- _Task directions_
Here are some records; quote them exactly, leaving out the pictures.

___ Source data

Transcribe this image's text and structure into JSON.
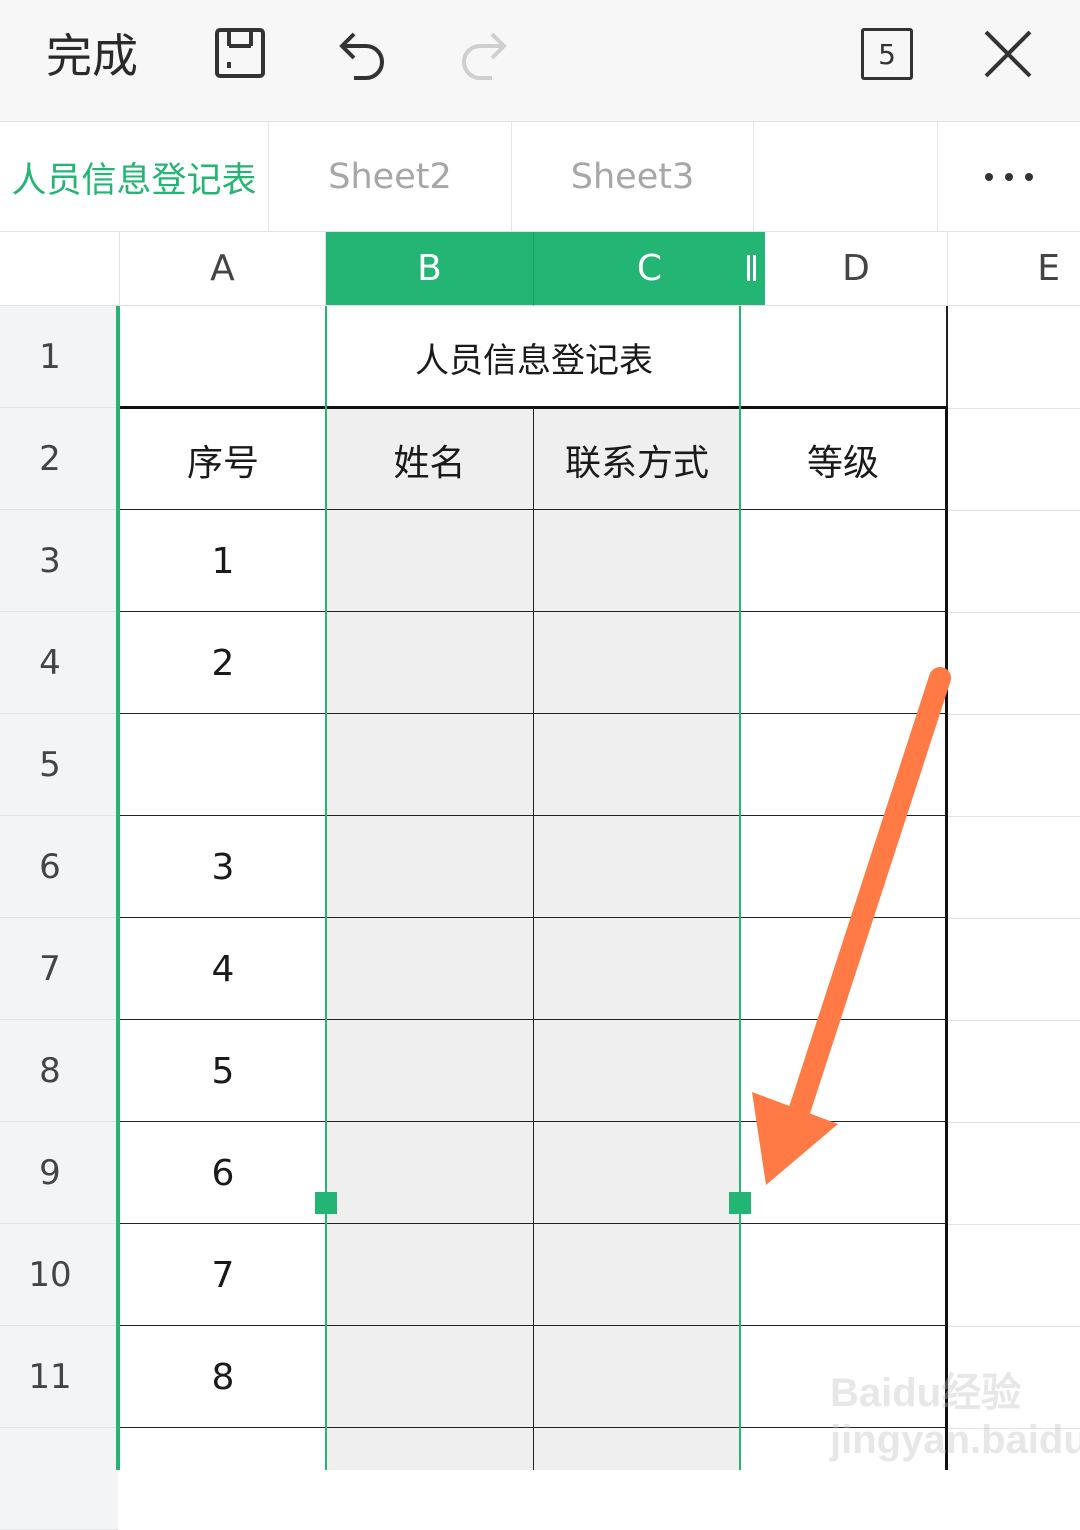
{
  "toolbar": {
    "done_label": "完成",
    "sheet_count": "5",
    "icons": [
      "save-icon",
      "undo-icon",
      "redo-icon",
      "sheet-count-icon",
      "close-icon"
    ]
  },
  "tabs": {
    "items": [
      {
        "label": "人员信息登记表",
        "active": true
      },
      {
        "label": "Sheet2",
        "active": false
      },
      {
        "label": "Sheet3",
        "active": false
      }
    ],
    "more_icon": "more-icon"
  },
  "columns": [
    "A",
    "B",
    "C",
    "D",
    "E"
  ],
  "selected_columns": [
    "B",
    "C"
  ],
  "rows": [
    "1",
    "2",
    "3",
    "4",
    "5",
    "6",
    "7",
    "8",
    "9",
    "10",
    "11"
  ],
  "sheet": {
    "title": "人员信息登记表",
    "headers": [
      "序号",
      "姓名",
      "联系方式",
      "等级"
    ],
    "serials": [
      "1",
      "2",
      "",
      "3",
      "4",
      "5",
      "6",
      "7",
      "8"
    ]
  },
  "colors": {
    "accent": "#22b573",
    "selection_fill": "#efefef",
    "arrow": "#ff7a45"
  },
  "watermark": "Baidu经验 jingyan.baidu.com"
}
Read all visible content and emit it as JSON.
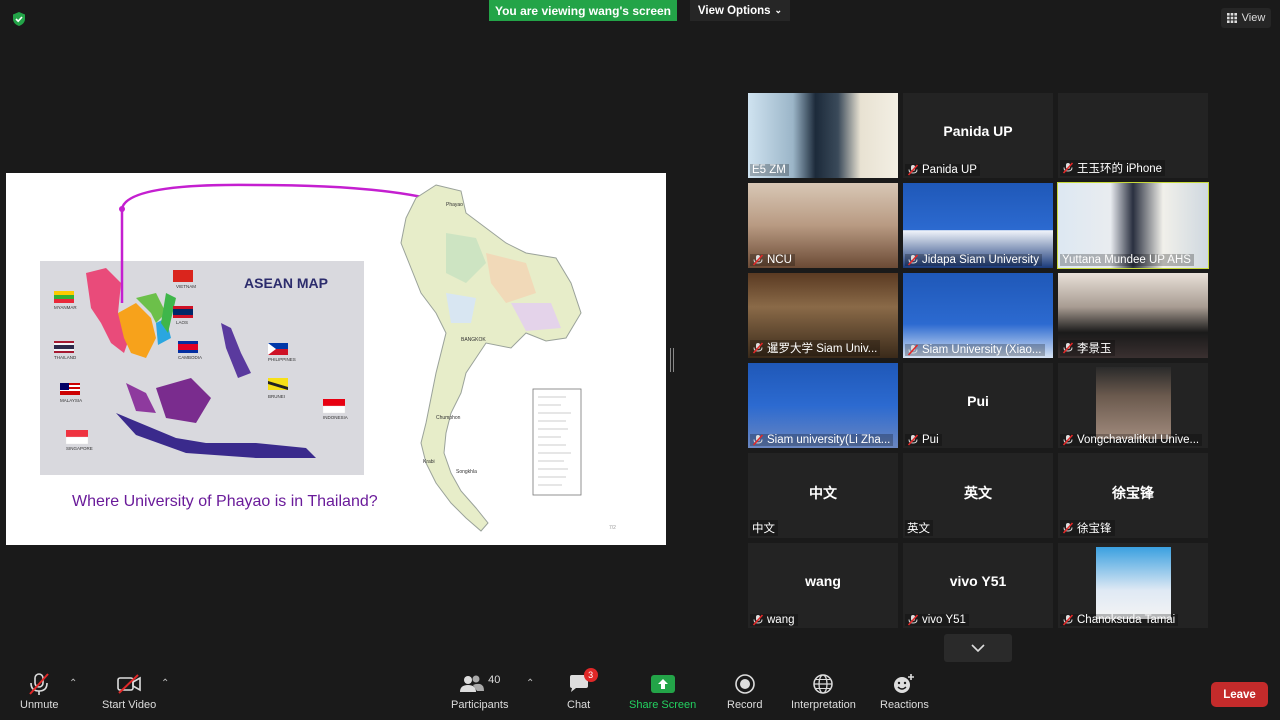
{
  "banner": {
    "text": "You are viewing wang's screen"
  },
  "view_options": {
    "label": "View Options"
  },
  "view_button": {
    "label": "View"
  },
  "slide": {
    "map_title": "ASEAN MAP",
    "question": "Where University of Phayao is in Thailand?",
    "countries": [
      "MYANMAR",
      "VIETNAM",
      "LAOS",
      "THAILAND",
      "CAMBODIA",
      "PHILIPPINES",
      "MALAYSIA",
      "BRUNEI",
      "INDONESIA",
      "SINGAPORE"
    ],
    "thai_labels": [
      "Phayao",
      "BANGKOK",
      "Chumphon",
      "Krabi",
      "Songkhla"
    ],
    "page_num": "7/2"
  },
  "participants": [
    {
      "name": "E5 ZM",
      "center": "",
      "muted": false,
      "video": true
    },
    {
      "name": "Panida UP",
      "center": "Panida UP",
      "muted": true,
      "video": false
    },
    {
      "name": "王玉环的 iPhone",
      "center": "",
      "muted": true,
      "video": false
    },
    {
      "name": "NCU",
      "center": "",
      "muted": true,
      "video": true
    },
    {
      "name": "Jidapa Siam University",
      "center": "",
      "muted": true,
      "video": true
    },
    {
      "name": "Yuttana Mundee UP AHS",
      "center": "",
      "muted": false,
      "video": true,
      "active": true
    },
    {
      "name": "暹罗大学 Siam Univ...",
      "center": "",
      "muted": true,
      "video": true
    },
    {
      "name": "Siam University (Xiao...",
      "center": "",
      "muted": true,
      "video": true
    },
    {
      "name": "李景玉",
      "center": "",
      "muted": true,
      "video": true
    },
    {
      "name": "Siam university(Li Zha...",
      "center": "",
      "muted": true,
      "video": true
    },
    {
      "name": "Pui",
      "center": "Pui",
      "muted": true,
      "video": false
    },
    {
      "name": "Vongchavalitkul Unive...",
      "center": "",
      "muted": true,
      "video": true
    },
    {
      "name": "中文",
      "center": "中文",
      "muted": false,
      "video": false
    },
    {
      "name": "英文",
      "center": "英文",
      "muted": false,
      "video": false
    },
    {
      "name": "徐宝锋",
      "center": "徐宝锋",
      "muted": true,
      "video": false
    },
    {
      "name": "wang",
      "center": "wang",
      "muted": true,
      "video": false
    },
    {
      "name": "vivo Y51",
      "center": "vivo Y51",
      "muted": true,
      "video": false
    },
    {
      "name": "Chanoksuda Tamai",
      "center": "",
      "muted": true,
      "video": true
    }
  ],
  "toolbar": {
    "unmute": "Unmute",
    "start_video": "Start Video",
    "participants": "Participants",
    "participants_count": "40",
    "chat": "Chat",
    "chat_badge": "3",
    "share_screen": "Share Screen",
    "record": "Record",
    "interpretation": "Interpretation",
    "reactions": "Reactions",
    "leave": "Leave"
  },
  "colors": {
    "share_green": "#23a448",
    "leave_red": "#c42b2b",
    "active_outline": "#c7d93a",
    "bg": "#1a1a1a",
    "tile": "#232323"
  }
}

______

- _Written answer_
Transcribe this image's text and structure into JSON.
{
  "toolbar": {
    "done_label": "完成",
    "sheet_count": "5",
    "icons": [
      "save-icon",
      "undo-icon",
      "redo-icon",
      "sheet-count-icon",
      "close-icon"
    ]
  },
  "tabs": {
    "items": [
      {
        "label": "人员信息登记表",
        "active": true
      },
      {
        "label": "Sheet2",
        "active": false
      },
      {
        "label": "Sheet3",
        "active": false
      }
    ],
    "more_icon": "more-icon"
  },
  "columns": [
    "A",
    "B",
    "C",
    "D",
    "E"
  ],
  "selected_columns": [
    "B",
    "C"
  ],
  "rows": [
    "1",
    "2",
    "3",
    "4",
    "5",
    "6",
    "7",
    "8",
    "9",
    "10",
    "11"
  ],
  "sheet": {
    "title": "人员信息登记表",
    "headers": [
      "序号",
      "姓名",
      "联系方式",
      "等级"
    ],
    "serials": [
      "1",
      "2",
      "",
      "3",
      "4",
      "5",
      "6",
      "7",
      "8"
    ]
  },
  "colors": {
    "accent": "#22b573",
    "selection_fill": "#efefef",
    "arrow": "#ff7a45"
  },
  "watermark": "Baidu经验 jingyan.baidu.com"
}
Read all visible content and emit it as JSON.
{
  "banner": {
    "text": "You are viewing wang's screen"
  },
  "view_options": {
    "label": "View Options"
  },
  "view_button": {
    "label": "View"
  },
  "slide": {
    "map_title": "ASEAN MAP",
    "question": "Where University of Phayao is in Thailand?",
    "countries": [
      "MYANMAR",
      "VIETNAM",
      "LAOS",
      "THAILAND",
      "CAMBODIA",
      "PHILIPPINES",
      "MALAYSIA",
      "BRUNEI",
      "INDONESIA",
      "SINGAPORE"
    ],
    "thai_labels": [
      "Phayao",
      "BANGKOK",
      "Chumphon",
      "Krabi",
      "Songkhla"
    ],
    "page_num": "7/2"
  },
  "participants": [
    {
      "name": "E5 ZM",
      "center": "",
      "muted": false,
      "video": true
    },
    {
      "name": "Panida UP",
      "center": "Panida UP",
      "muted": true,
      "video": false
    },
    {
      "name": "王玉环的 iPhone",
      "center": "",
      "muted": true,
      "video": false
    },
    {
      "name": "NCU",
      "center": "",
      "muted": true,
      "video": true
    },
    {
      "name": "Jidapa Siam University",
      "center": "",
      "muted": true,
      "video": true
    },
    {
      "name": "Yuttana Mundee UP AHS",
      "center": "",
      "muted": false,
      "video": true,
      "active": true
    },
    {
      "name": "暹罗大学 Siam Univ...",
      "center": "",
      "muted": true,
      "video": true
    },
    {
      "name": "Siam University (Xiao...",
      "center": "",
      "muted": true,
      "video": true
    },
    {
      "name": "李景玉",
      "center": "",
      "muted": true,
      "video": true
    },
    {
      "name": "Siam university(Li Zha...",
      "center": "",
      "muted": true,
      "video": true
    },
    {
      "name": "Pui",
      "center": "Pui",
      "muted": true,
      "video": false
    },
    {
      "name": "Vongchavalitkul Unive...",
      "center": "",
      "muted": true,
      "video": true
    },
    {
      "name": "中文",
      "center": "中文",
      "muted": false,
      "video": false
    },
    {
      "name": "英文",
      "center": "英文",
      "muted": false,
      "video": false
    },
    {
      "name": "徐宝锋",
      "center": "徐宝锋",
      "muted": true,
      "video": false
    },
    {
      "name": "wang",
      "center": "wang",
      "muted": true,
      "video": false
    },
    {
      "name": "vivo Y51",
      "center": "vivo Y51",
      "muted": true,
      "video": false
    },
    {
      "name": "Chanoksuda Tamai",
      "center": "",
      "muted": true,
      "video": true
    }
  ],
  "toolbar": {
    "unmute": "Unmute",
    "start_video": "Start Video",
    "participants": "Participants",
    "participants_count": "40",
    "chat": "Chat",
    "chat_badge": "3",
    "share_screen": "Share Screen",
    "record": "Record",
    "interpretation": "Interpretation",
    "reactions": "Reactions",
    "leave": "Leave"
  },
  "colors": {
    "share_green": "#23a448",
    "leave_red": "#c42b2b",
    "active_outline": "#c7d93a",
    "bg": "#1a1a1a",
    "tile": "#232323"
  }
}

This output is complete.